■ Il compito:
Ricopia parola per parola tutte le righe che seguono, senza modificarne nessuna.

Righe tratte da un dataset
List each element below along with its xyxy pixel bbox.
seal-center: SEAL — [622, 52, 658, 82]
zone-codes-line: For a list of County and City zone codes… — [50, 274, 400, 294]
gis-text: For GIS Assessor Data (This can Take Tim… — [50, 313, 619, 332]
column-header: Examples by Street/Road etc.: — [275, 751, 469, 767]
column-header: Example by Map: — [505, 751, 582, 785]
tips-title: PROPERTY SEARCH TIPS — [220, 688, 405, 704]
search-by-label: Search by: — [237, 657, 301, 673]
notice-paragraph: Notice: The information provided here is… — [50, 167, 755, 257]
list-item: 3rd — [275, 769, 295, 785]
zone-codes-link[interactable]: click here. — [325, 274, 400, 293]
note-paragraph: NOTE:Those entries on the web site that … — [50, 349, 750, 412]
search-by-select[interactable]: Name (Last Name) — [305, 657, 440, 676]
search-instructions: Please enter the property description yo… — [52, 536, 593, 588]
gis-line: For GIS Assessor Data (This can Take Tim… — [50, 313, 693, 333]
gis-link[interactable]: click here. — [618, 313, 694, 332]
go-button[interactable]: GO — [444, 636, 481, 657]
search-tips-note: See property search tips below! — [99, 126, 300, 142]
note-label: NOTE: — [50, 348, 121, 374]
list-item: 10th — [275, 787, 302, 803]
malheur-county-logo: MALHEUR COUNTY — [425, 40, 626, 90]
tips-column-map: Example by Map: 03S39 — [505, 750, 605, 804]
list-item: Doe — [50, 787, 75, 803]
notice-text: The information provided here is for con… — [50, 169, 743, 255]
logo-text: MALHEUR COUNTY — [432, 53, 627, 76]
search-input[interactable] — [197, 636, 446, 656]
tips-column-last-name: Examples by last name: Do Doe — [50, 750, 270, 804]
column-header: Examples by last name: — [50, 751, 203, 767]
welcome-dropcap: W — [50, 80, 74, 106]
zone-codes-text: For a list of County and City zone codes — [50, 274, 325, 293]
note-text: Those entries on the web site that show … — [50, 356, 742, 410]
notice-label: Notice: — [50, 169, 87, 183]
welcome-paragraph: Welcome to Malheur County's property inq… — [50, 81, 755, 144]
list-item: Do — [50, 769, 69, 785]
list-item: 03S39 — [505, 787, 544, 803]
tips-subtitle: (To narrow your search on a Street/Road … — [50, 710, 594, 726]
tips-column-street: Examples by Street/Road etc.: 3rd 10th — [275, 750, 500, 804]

■ Risposta scritta:
List each element below along with its xyxy pixel bbox.
seal-center: SEAL — [622, 52, 658, 82]
zone-codes-line: For a list of County and City zone codes… — [50, 274, 400, 294]
gis-text: For GIS Assessor Data (This can Take Tim… — [50, 313, 619, 332]
column-header: Examples by Street/Road etc.: — [275, 751, 469, 767]
column-header: Example by Map: — [505, 751, 582, 785]
tips-title: PROPERTY SEARCH TIPS — [220, 688, 405, 704]
search-by-label: Search by: — [237, 657, 301, 673]
notice-paragraph: Notice: The information provided here is… — [50, 167, 755, 257]
list-item: 3rd — [275, 769, 295, 785]
zone-codes-link[interactable]: click here. — [325, 274, 400, 293]
note-paragraph: NOTE:Those entries on the web site that … — [50, 349, 750, 412]
search-by-select[interactable]: Name (Last Name) — [305, 657, 440, 676]
search-instructions: Please enter the property description yo… — [52, 536, 593, 588]
gis-line: For GIS Assessor Data (This can Take Tim… — [50, 313, 693, 333]
gis-link[interactable]: click here. — [618, 313, 694, 332]
go-button[interactable]: GO — [444, 636, 481, 657]
search-tips-note: See property search tips below! — [99, 126, 300, 142]
note-label: NOTE: — [50, 348, 121, 374]
list-item: 10th — [275, 787, 302, 803]
malheur-county-logo: MALHEUR COUNTY — [425, 40, 626, 90]
tips-column-map: Example by Map: 03S39 — [505, 750, 605, 804]
list-item: Doe — [50, 787, 75, 803]
notice-text: The information provided here is for con… — [50, 169, 743, 255]
logo-text: MALHEUR COUNTY — [432, 53, 627, 76]
search-input[interactable] — [197, 636, 446, 656]
tips-column-last-name: Examples by last name: Do Doe — [50, 750, 270, 804]
column-header: Examples by last name: — [50, 751, 203, 767]
welcome-dropcap: W — [50, 80, 74, 106]
zone-codes-text: For a list of County and City zone codes — [50, 274, 325, 293]
note-text: Those entries on the web site that show … — [50, 356, 742, 410]
notice-label: Notice: — [50, 169, 87, 183]
welcome-paragraph: Welcome to Malheur County's property inq… — [50, 81, 755, 144]
list-item: Do — [50, 769, 69, 785]
list-item: 03S39 — [505, 787, 544, 803]
tips-subtitle: (To narrow your search on a Street/Road … — [50, 710, 594, 726]
tips-column-street: Examples by Street/Road etc.: 3rd 10th — [275, 750, 500, 804]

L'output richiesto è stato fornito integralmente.